> [Task details]:
Reproduce the material below verbatim, line by line, leaving out the pictures.

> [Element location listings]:

* * * * *

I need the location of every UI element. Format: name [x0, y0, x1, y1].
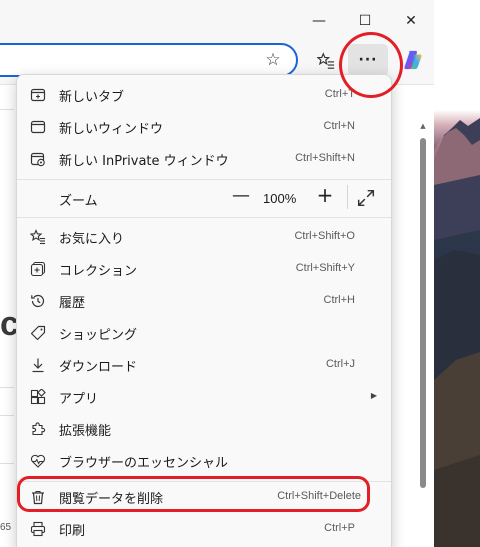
zoom-out-button[interactable]: —	[231, 185, 251, 209]
menu-item-label: 新しいタブ	[59, 90, 125, 105]
page-divider	[0, 463, 14, 464]
zoom-separator	[347, 185, 348, 209]
menu-item-label: 新しい InPrivate ウィンドウ	[59, 154, 229, 169]
collections-icon	[29, 260, 47, 278]
page-divider	[0, 387, 14, 388]
menu-item-shortcut: Ctrl+Shift+Y	[295, 262, 355, 274]
menu-item-label: お気に入り	[59, 232, 125, 247]
menu-item-shortcut: Ctrl+N	[323, 120, 355, 132]
menu-item-history[interactable]: 履歴 Ctrl+H	[17, 285, 391, 317]
address-bar[interactable]	[0, 43, 298, 77]
fullscreen-expand-icon[interactable]	[357, 189, 375, 207]
zoom-in-button[interactable]: +	[315, 183, 335, 209]
scroll-up-arrow-icon[interactable]: ▲	[418, 122, 428, 130]
menu-item-extensions[interactable]: 拡張機能	[17, 413, 391, 445]
download-icon	[29, 356, 47, 374]
print-icon	[29, 520, 47, 538]
inprivate-icon	[29, 150, 47, 168]
page-number-text: 65	[0, 522, 12, 533]
annotation-circle-highlight	[339, 32, 403, 98]
menu-item-new-tab[interactable]: 新しいタブ Ctrl+T	[17, 79, 391, 111]
menu-item-label: 印刷	[59, 524, 86, 539]
new-window-icon	[29, 118, 47, 136]
menu-item-label: 拡張機能	[59, 424, 112, 439]
essentials-heart-icon	[29, 452, 47, 470]
new-tab-icon	[29, 86, 47, 104]
page-divider	[0, 415, 14, 416]
copilot-icon[interactable]	[400, 47, 426, 73]
page-scrollbar[interactable]: ▲	[418, 118, 428, 547]
menu-item-browser-essentials[interactable]: ブラウザーのエッセンシャル	[17, 445, 391, 477]
menu-item-shortcut: Ctrl+J	[325, 358, 355, 370]
menu-item-shortcut: Ctrl+P	[324, 522, 355, 534]
menu-item-label: ブラウザーのエッセンシャル	[59, 456, 229, 471]
menu-item-shopping[interactable]: ショッピング	[17, 317, 391, 349]
close-button[interactable]: ✕	[388, 6, 434, 36]
favorites-list-icon[interactable]	[311, 47, 341, 75]
zoom-label: ズーム	[59, 194, 98, 209]
menu-item-print[interactable]: 印刷 Ctrl+P	[17, 513, 391, 545]
menu-divider	[17, 179, 391, 180]
menu-divider	[17, 217, 391, 218]
menu-item-shortcut: Ctrl+Shift+O	[294, 230, 355, 242]
menu-item-label: ダウンロード	[59, 360, 138, 375]
annotation-rect-highlight	[17, 476, 370, 512]
menu-item-shortcut: Ctrl+Shift+N	[295, 152, 355, 164]
minimize-button[interactable]: —	[296, 6, 342, 36]
menu-item-downloads[interactable]: ダウンロード Ctrl+J	[17, 349, 391, 381]
scroll-thumb[interactable]	[420, 138, 426, 488]
menu-item-label: ショッピング	[59, 328, 138, 343]
menu-item-new-inprivate-window[interactable]: 新しい InPrivate ウィンドウ Ctrl+Shift+N	[17, 143, 391, 175]
menu-zoom-row: ズーム — 100% +	[17, 183, 391, 213]
shopping-tag-icon	[29, 324, 47, 342]
menu-item-label: アプリ	[59, 392, 99, 407]
history-icon	[29, 292, 47, 310]
desktop-wallpaper	[434, 0, 480, 547]
menu-item-apps[interactable]: アプリ ▶	[17, 381, 391, 413]
zoom-level: 100%	[263, 191, 297, 206]
apps-icon	[29, 388, 47, 406]
menu-item-label: 履歴	[59, 296, 86, 311]
favorites-icon	[29, 228, 47, 246]
menu-item-shortcut: Ctrl+H	[323, 294, 355, 306]
extensions-icon	[29, 420, 47, 438]
add-favorite-star-icon[interactable]: ☆	[262, 49, 284, 71]
page-divider	[0, 109, 14, 110]
menu-item-label: コレクション	[59, 264, 138, 279]
menu-item-label: 新しいウィンドウ	[59, 122, 164, 137]
submenu-arrow-icon: ▶	[370, 391, 377, 400]
menu-item-favorites[interactable]: お気に入り Ctrl+Shift+O	[17, 221, 391, 253]
menu-item-collections[interactable]: コレクション Ctrl+Shift+Y	[17, 253, 391, 285]
menu-item-new-window[interactable]: 新しいウィンドウ Ctrl+N	[17, 111, 391, 143]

* * * * *

> [Solution to the problem]:
I need the location of every UI element. Format: name [x0, y0, x1, y1].
zoom-out-button[interactable]: —	[231, 185, 251, 209]
menu-item-label: 新しいタブ	[59, 90, 125, 105]
page-divider	[0, 463, 14, 464]
zoom-separator	[347, 185, 348, 209]
menu-item-label: 新しい InPrivate ウィンドウ	[59, 154, 229, 169]
collections-icon	[29, 260, 47, 278]
page-divider	[0, 387, 14, 388]
menu-item-shortcut: Ctrl+Shift+Y	[295, 262, 355, 274]
menu-item-label: お気に入り	[59, 232, 125, 247]
menu-item-shortcut: Ctrl+N	[323, 120, 355, 132]
menu-item-history[interactable]: 履歴 Ctrl+H	[17, 285, 391, 317]
address-bar[interactable]	[0, 43, 298, 77]
fullscreen-expand-icon[interactable]	[357, 189, 375, 207]
zoom-in-button[interactable]: +	[315, 183, 335, 209]
scroll-up-arrow-icon[interactable]: ▲	[418, 122, 428, 130]
menu-item-extensions[interactable]: 拡張機能	[17, 413, 391, 445]
download-icon	[29, 356, 47, 374]
print-icon	[29, 520, 47, 538]
inprivate-icon	[29, 150, 47, 168]
page-number-text: 65	[0, 522, 12, 533]
annotation-circle-highlight	[339, 32, 403, 98]
menu-item-new-tab[interactable]: 新しいタブ Ctrl+T	[17, 79, 391, 111]
menu-item-label: 印刷	[59, 524, 86, 539]
new-window-icon	[29, 118, 47, 136]
menu-item-label: 拡張機能	[59, 424, 112, 439]
essentials-heart-icon	[29, 452, 47, 470]
new-tab-icon	[29, 86, 47, 104]
page-divider	[0, 415, 14, 416]
copilot-icon[interactable]	[400, 47, 426, 73]
page-scrollbar[interactable]: ▲	[418, 118, 428, 547]
menu-item-browser-essentials[interactable]: ブラウザーのエッセンシャル	[17, 445, 391, 477]
menu-item-shortcut: Ctrl+J	[325, 358, 355, 370]
menu-item-shortcut: Ctrl+P	[324, 522, 355, 534]
menu-item-label: ブラウザーのエッセンシャル	[59, 456, 229, 471]
menu-item-shopping[interactable]: ショッピング	[17, 317, 391, 349]
close-button[interactable]: ✕	[388, 6, 434, 36]
favorites-list-icon[interactable]	[311, 47, 341, 75]
zoom-label: ズーム	[59, 194, 98, 209]
menu-item-print[interactable]: 印刷 Ctrl+P	[17, 513, 391, 545]
menu-divider	[17, 179, 391, 180]
menu-divider	[17, 217, 391, 218]
menu-item-shortcut: Ctrl+Shift+O	[294, 230, 355, 242]
menu-item-label: ダウンロード	[59, 360, 138, 375]
annotation-rect-highlight	[17, 476, 370, 512]
menu-item-shortcut: Ctrl+Shift+N	[295, 152, 355, 164]
minimize-button[interactable]: —	[296, 6, 342, 36]
menu-item-downloads[interactable]: ダウンロード Ctrl+J	[17, 349, 391, 381]
scroll-thumb[interactable]	[420, 138, 426, 488]
menu-item-label: ショッピング	[59, 328, 138, 343]
menu-item-new-inprivate-window[interactable]: 新しい InPrivate ウィンドウ Ctrl+Shift+N	[17, 143, 391, 175]
menu-zoom-row: ズーム — 100% +	[17, 183, 391, 213]
shopping-tag-icon	[29, 324, 47, 342]
menu-item-label: アプリ	[59, 392, 99, 407]
history-icon	[29, 292, 47, 310]
desktop-wallpaper	[434, 0, 480, 547]
menu-item-apps[interactable]: アプリ ▶	[17, 381, 391, 413]
zoom-level: 100%	[263, 191, 297, 206]
apps-icon	[29, 388, 47, 406]
menu-item-label: 履歴	[59, 296, 86, 311]
favorites-icon	[29, 228, 47, 246]
menu-item-shortcut: Ctrl+H	[323, 294, 355, 306]
extensions-icon	[29, 420, 47, 438]
add-favorite-star-icon[interactable]: ☆	[262, 49, 284, 71]
page-divider	[0, 109, 14, 110]
menu-item-label: コレクション	[59, 264, 138, 279]
menu-item-label: 新しいウィンドウ	[59, 122, 164, 137]
submenu-arrow-icon: ▶	[370, 391, 377, 400]
menu-item-favorites[interactable]: お気に入り Ctrl+Shift+O	[17, 221, 391, 253]
menu-item-collections[interactable]: コレクション Ctrl+Shift+Y	[17, 253, 391, 285]
menu-item-new-window[interactable]: 新しいウィンドウ Ctrl+N	[17, 111, 391, 143]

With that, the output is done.